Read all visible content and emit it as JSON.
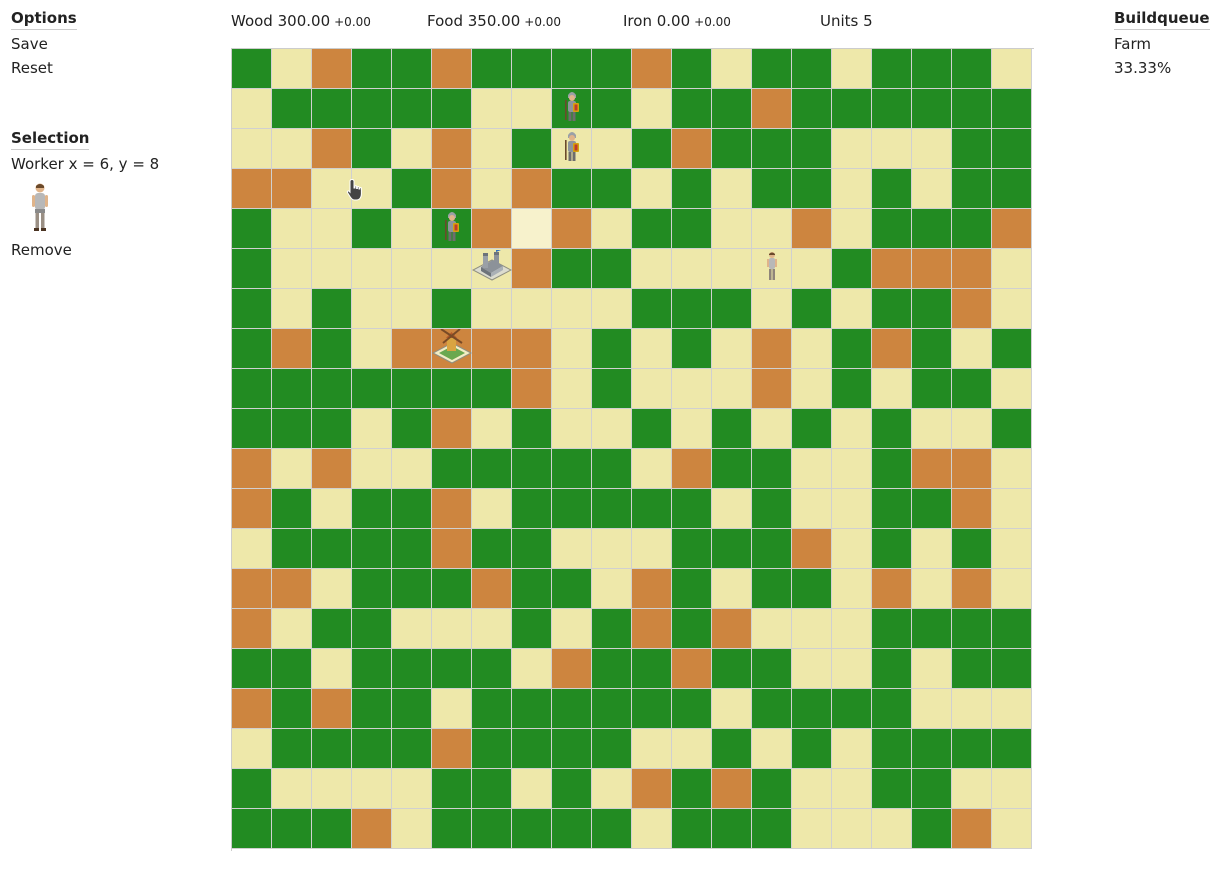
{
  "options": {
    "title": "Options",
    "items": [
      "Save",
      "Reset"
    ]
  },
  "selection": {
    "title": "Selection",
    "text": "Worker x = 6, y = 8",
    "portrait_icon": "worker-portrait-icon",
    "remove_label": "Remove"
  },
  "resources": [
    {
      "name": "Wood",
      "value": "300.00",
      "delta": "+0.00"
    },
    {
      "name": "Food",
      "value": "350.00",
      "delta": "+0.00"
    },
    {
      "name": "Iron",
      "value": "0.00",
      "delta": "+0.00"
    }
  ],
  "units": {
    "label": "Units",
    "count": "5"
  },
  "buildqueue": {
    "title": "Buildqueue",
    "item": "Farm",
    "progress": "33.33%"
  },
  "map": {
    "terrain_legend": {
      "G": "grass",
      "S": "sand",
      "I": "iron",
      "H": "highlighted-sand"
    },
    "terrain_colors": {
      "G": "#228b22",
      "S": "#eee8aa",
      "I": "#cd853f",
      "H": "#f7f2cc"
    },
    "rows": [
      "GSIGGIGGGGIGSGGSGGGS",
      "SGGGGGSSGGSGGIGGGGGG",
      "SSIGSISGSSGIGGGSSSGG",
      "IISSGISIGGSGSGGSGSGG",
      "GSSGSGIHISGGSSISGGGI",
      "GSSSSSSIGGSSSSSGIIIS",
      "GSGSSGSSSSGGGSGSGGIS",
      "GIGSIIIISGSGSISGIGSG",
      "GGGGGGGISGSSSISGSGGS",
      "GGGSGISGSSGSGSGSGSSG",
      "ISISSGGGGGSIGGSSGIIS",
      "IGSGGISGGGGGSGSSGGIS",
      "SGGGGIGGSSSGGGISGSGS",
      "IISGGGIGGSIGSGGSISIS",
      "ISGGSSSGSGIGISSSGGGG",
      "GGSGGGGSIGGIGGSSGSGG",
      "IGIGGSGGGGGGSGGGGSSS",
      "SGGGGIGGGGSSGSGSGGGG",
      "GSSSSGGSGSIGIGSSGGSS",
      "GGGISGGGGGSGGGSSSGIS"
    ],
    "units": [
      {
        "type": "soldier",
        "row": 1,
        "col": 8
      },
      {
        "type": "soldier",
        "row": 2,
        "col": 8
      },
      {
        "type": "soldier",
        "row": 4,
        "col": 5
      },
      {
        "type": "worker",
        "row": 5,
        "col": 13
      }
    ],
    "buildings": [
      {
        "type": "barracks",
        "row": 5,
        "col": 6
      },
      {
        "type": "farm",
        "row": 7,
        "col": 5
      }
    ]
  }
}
----
*What to work on*
Out of the material above, select every line that holds the string "title".

*Response below*
    "title": "Options",
    "title": "Selection",
    "title": "Buildqueue",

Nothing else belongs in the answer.